◆ RECORDS PROVIDED
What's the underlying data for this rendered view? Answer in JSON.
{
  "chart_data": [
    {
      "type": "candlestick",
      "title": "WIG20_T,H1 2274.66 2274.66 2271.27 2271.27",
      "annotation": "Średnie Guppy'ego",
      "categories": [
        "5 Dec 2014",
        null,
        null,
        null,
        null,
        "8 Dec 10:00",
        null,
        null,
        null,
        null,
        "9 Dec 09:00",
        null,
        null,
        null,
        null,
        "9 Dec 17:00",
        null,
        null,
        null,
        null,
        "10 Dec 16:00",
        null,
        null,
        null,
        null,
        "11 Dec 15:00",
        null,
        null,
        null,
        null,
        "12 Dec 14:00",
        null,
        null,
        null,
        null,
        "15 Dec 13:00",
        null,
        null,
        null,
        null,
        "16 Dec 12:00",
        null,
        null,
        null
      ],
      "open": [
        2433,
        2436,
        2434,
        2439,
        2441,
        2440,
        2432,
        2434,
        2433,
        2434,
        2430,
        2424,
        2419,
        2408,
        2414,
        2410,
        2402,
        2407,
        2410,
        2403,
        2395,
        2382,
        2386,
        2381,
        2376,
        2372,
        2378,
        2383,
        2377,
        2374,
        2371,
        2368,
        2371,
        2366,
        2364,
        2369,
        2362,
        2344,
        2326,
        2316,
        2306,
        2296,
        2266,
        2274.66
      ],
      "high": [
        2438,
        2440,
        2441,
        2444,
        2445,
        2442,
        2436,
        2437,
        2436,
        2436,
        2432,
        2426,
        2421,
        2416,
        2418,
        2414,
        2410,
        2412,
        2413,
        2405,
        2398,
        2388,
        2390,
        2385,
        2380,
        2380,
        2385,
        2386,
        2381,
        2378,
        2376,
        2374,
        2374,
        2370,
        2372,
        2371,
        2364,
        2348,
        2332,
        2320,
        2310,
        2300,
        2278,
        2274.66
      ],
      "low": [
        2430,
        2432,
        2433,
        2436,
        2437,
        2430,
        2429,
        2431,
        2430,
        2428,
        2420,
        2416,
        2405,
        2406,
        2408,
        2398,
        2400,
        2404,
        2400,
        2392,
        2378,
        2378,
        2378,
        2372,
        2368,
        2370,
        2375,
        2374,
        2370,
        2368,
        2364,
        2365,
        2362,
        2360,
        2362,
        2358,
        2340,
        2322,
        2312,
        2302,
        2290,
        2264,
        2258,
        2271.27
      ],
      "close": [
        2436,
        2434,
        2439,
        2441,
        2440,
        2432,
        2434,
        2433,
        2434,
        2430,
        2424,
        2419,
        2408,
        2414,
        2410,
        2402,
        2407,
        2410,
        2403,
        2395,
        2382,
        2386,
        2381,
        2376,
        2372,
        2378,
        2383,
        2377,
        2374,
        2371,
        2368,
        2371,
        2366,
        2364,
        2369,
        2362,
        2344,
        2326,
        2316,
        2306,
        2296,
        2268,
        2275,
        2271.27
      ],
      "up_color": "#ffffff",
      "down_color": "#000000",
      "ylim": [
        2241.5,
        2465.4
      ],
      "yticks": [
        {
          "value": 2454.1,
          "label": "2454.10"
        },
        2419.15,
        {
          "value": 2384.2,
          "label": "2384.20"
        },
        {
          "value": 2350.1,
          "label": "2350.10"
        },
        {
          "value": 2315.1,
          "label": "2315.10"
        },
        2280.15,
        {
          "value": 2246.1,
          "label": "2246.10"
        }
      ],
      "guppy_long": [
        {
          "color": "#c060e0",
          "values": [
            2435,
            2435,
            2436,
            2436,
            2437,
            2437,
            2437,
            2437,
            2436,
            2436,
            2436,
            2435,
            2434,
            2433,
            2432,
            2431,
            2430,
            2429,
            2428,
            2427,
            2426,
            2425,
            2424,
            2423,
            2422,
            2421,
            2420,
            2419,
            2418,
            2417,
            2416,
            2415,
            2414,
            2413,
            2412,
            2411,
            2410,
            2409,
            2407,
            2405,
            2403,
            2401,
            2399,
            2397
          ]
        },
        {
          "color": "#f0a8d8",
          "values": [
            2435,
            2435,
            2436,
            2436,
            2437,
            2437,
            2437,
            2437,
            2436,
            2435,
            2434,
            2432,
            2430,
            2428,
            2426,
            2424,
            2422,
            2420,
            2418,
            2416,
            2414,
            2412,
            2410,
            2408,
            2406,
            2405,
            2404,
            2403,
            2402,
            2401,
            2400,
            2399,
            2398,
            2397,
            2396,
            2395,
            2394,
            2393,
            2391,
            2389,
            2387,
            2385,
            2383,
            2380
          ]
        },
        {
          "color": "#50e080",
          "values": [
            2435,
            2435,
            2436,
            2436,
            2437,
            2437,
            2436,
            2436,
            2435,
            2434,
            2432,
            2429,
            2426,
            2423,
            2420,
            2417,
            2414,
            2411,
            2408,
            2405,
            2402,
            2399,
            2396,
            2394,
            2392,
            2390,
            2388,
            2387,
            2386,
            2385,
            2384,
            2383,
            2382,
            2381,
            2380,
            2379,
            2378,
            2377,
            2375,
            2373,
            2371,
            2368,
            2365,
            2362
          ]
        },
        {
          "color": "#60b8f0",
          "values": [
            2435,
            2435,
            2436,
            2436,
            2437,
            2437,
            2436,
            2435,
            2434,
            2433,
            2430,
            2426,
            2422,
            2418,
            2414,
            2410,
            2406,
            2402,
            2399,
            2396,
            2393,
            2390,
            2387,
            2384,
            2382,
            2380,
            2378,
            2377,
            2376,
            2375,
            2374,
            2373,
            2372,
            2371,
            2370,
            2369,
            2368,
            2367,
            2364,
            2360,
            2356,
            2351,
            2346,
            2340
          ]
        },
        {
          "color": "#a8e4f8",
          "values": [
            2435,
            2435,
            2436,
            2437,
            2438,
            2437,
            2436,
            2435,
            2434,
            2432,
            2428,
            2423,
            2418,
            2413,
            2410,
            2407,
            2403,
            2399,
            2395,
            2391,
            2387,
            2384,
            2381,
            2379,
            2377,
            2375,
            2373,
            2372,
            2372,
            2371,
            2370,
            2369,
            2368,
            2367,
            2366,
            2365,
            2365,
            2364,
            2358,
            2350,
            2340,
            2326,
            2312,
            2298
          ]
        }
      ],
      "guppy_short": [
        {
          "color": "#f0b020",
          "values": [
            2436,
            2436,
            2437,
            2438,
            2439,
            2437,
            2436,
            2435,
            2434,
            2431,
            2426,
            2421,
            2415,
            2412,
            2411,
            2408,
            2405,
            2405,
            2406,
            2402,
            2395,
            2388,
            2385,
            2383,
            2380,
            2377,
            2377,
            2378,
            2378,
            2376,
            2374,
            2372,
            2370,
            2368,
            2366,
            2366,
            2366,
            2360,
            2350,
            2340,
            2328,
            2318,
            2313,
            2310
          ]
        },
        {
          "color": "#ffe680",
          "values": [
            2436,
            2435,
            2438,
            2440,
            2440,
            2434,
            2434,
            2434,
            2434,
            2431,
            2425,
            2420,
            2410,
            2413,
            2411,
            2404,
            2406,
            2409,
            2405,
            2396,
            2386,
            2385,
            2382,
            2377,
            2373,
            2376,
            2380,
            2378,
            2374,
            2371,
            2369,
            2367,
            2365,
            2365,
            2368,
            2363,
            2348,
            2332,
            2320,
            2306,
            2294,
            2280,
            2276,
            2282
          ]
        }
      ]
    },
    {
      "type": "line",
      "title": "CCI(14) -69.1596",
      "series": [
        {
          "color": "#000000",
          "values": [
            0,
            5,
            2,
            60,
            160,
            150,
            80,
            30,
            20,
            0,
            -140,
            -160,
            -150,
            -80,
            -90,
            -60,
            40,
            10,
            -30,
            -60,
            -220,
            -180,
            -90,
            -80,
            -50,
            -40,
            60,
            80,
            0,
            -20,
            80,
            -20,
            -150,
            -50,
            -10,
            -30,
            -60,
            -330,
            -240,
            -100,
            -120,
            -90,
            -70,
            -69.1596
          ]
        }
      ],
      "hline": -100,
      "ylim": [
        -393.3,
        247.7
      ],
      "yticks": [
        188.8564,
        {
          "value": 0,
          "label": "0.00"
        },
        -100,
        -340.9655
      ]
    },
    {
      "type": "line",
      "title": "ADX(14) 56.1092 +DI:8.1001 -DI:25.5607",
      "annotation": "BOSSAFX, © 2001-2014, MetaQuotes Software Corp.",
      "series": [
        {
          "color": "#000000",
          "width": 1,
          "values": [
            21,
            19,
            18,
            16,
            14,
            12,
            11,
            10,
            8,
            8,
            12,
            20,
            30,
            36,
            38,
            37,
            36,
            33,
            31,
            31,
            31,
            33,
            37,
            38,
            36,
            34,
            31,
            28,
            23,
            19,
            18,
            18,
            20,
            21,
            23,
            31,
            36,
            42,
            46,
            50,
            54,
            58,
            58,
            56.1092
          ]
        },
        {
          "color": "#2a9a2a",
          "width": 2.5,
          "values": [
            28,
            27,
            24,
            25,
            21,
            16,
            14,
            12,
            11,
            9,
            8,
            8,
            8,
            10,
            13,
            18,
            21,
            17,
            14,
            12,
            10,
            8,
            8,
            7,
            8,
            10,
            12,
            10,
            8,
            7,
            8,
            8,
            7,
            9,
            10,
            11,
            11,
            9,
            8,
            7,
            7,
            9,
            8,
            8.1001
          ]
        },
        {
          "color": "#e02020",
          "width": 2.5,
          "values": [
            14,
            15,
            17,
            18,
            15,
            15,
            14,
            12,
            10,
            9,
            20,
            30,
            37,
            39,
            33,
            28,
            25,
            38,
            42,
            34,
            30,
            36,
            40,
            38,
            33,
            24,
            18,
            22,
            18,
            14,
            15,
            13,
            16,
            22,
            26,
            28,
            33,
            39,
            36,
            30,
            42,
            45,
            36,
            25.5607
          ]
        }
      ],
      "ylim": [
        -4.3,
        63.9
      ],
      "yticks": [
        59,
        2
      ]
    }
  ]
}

◆ EXERCISE GOAL
What is the number of lines above that hold the string "annotation"? Answer with that number alone.

◆ CORRECT RESPONSE
2